SUPPLIED DATA:

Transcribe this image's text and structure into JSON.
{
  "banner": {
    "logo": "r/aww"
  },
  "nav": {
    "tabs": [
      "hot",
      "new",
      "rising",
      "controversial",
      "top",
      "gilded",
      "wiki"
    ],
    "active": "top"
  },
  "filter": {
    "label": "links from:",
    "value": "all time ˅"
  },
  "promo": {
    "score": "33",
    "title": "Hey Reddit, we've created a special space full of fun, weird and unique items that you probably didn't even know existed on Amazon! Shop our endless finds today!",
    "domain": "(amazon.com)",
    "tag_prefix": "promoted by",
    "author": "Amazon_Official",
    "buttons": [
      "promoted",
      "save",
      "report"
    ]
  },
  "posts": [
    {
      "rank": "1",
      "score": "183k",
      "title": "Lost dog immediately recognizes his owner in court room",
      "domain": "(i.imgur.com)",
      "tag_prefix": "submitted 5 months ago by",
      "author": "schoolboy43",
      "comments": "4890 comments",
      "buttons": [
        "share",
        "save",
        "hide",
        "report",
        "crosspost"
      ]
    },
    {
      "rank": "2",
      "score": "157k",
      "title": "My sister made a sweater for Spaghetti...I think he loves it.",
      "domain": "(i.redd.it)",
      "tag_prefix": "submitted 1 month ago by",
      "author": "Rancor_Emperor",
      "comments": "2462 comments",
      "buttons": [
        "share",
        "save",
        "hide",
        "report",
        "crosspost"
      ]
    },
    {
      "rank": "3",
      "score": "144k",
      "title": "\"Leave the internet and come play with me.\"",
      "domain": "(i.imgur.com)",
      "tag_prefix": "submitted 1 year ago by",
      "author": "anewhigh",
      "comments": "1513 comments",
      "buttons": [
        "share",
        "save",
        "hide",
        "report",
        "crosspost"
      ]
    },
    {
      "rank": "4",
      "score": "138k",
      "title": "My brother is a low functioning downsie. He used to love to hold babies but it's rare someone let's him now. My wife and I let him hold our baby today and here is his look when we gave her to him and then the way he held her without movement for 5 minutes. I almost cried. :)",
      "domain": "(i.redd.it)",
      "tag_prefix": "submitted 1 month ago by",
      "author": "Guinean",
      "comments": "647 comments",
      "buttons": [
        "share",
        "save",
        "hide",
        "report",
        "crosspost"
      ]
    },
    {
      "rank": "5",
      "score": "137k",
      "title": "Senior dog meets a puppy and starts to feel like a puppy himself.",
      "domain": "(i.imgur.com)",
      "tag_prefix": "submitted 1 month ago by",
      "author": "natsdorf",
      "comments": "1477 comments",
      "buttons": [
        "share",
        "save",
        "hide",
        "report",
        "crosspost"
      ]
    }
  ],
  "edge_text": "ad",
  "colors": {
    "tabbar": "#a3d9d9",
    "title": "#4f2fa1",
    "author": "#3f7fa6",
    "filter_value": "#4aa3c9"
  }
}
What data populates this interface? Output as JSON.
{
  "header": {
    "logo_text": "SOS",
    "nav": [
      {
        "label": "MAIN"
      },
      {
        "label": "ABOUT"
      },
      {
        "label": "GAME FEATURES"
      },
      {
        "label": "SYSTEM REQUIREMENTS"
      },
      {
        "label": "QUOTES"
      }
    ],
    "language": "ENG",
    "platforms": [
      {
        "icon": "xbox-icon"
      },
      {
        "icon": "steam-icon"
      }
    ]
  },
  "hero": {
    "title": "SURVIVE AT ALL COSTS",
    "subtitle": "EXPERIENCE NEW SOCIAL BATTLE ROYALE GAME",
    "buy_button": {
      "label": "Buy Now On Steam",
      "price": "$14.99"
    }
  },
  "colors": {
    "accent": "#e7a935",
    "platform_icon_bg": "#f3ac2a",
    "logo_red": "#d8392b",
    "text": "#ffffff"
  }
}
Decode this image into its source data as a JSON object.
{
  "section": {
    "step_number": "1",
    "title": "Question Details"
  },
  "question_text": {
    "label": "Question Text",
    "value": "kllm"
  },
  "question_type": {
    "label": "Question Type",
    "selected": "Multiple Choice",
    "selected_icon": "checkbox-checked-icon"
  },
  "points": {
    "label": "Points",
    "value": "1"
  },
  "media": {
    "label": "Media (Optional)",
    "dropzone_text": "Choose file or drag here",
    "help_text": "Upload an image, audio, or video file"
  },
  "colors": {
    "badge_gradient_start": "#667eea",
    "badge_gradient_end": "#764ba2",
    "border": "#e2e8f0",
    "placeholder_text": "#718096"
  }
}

EXERCISE PROMPT:
Print the records above in full, exactly.

FINAL RESULT:
Transcribe this image's text and structure into JSON.
{
  "banner": {
    "logo": "r/aww"
  },
  "nav": {
    "tabs": [
      "hot",
      "new",
      "rising",
      "controversial",
      "top",
      "gilded",
      "wiki"
    ],
    "active": "top"
  },
  "filter": {
    "label": "links from:",
    "value": "all time ˅"
  },
  "promo": {
    "score": "33",
    "title": "Hey Reddit, we've created a special space full of fun, weird and unique items that you probably didn't even know existed on Amazon! Shop our endless finds today!",
    "domain": "(amazon.com)",
    "tag_prefix": "promoted by",
    "author": "Amazon_Official",
    "buttons": [
      "promoted",
      "save",
      "report"
    ]
  },
  "posts": [
    {
      "rank": "1",
      "score": "183k",
      "title": "Lost dog immediately recognizes his owner in court room",
      "domain": "(i.imgur.com)",
      "tag_prefix": "submitted 5 months ago by",
      "author": "schoolboy43",
      "comments": "4890 comments",
      "buttons": [
        "share",
        "save",
        "hide",
        "report",
        "crosspost"
      ]
    },
    {
      "rank": "2",
      "score": "157k",
      "title": "My sister made a sweater for Spaghetti...I think he loves it.",
      "domain": "(i.redd.it)",
      "tag_prefix": "submitted 1 month ago by",
      "author": "Rancor_Emperor",
      "comments": "2462 comments",
      "buttons": [
        "share",
        "save",
        "hide",
        "report",
        "crosspost"
      ]
    },
    {
      "rank": "3",
      "score": "144k",
      "title": "\"Leave the internet and come play with me.\"",
      "domain": "(i.imgur.com)",
      "tag_prefix": "submitted 1 year ago by",
      "author": "anewhigh",
      "comments": "1513 comments",
      "buttons": [
        "share",
        "save",
        "hide",
        "report",
        "crosspost"
      ]
    },
    {
      "rank": "4",
      "score": "138k",
      "title": "My brother is a low functioning downsie. He used to love to hold babies but it's rare someone let's him now. My wife and I let him hold our baby today and here is his look when we gave her to him and then the way he held her without movement for 5 minutes. I almost cried. :)",
      "domain": "(i.redd.it)",
      "tag_prefix": "submitted 1 month ago by",
      "author": "Guinean",
      "comments": "647 comments",
      "buttons": [
        "share",
        "save",
        "hide",
        "report",
        "crosspost"
      ]
    },
    {
      "rank": "5",
      "score": "137k",
      "title": "Senior dog meets a puppy and starts to feel like a puppy himself.",
      "domain": "(i.imgur.com)",
      "tag_prefix": "submitted 1 month ago by",
      "author": "natsdorf",
      "comments": "1477 comments",
      "buttons": [
        "share",
        "save",
        "hide",
        "report",
        "crosspost"
      ]
    }
  ],
  "edge_text": "ad",
  "colors": {
    "tabbar": "#a3d9d9",
    "title": "#4f2fa1",
    "author": "#3f7fa6",
    "filter_value": "#4aa3c9"
  }
}
What data populates this interface? Output as JSON.
{
  "header": {
    "logo_text": "SOS",
    "nav": [
      {
        "label": "MAIN"
      },
      {
        "label": "ABOUT"
      },
      {
        "label": "GAME FEATURES"
      },
      {
        "label": "SYSTEM REQUIREMENTS"
      },
      {
        "label": "QUOTES"
      }
    ],
    "language": "ENG",
    "platforms": [
      {
        "icon": "xbox-icon"
      },
      {
        "icon": "steam-icon"
      }
    ]
  },
  "hero": {
    "title": "SURVIVE AT ALL COSTS",
    "subtitle": "EXPERIENCE NEW SOCIAL BATTLE ROYALE GAME",
    "buy_button": {
      "label": "Buy Now On Steam",
      "price": "$14.99"
    }
  },
  "colors": {
    "accent": "#e7a935",
    "platform_icon_bg": "#f3ac2a",
    "logo_red": "#d8392b",
    "text": "#ffffff"
  }
}
Decode this image into its source data as a JSON object.
{
  "section": {
    "step_number": "1",
    "title": "Question Details"
  },
  "question_text": {
    "label": "Question Text",
    "value": "kllm"
  },
  "question_type": {
    "label": "Question Type",
    "selected": "Multiple Choice",
    "selected_icon": "checkbox-checked-icon"
  },
  "points": {
    "label": "Points",
    "value": "1"
  },
  "media": {
    "label": "Media (Optional)",
    "dropzone_text": "Choose file or drag here",
    "help_text": "Upload an image, audio, or video file"
  },
  "colors": {
    "badge_gradient_start": "#667eea",
    "badge_gradient_end": "#764ba2",
    "border": "#e2e8f0",
    "placeholder_text": "#718096"
  }
}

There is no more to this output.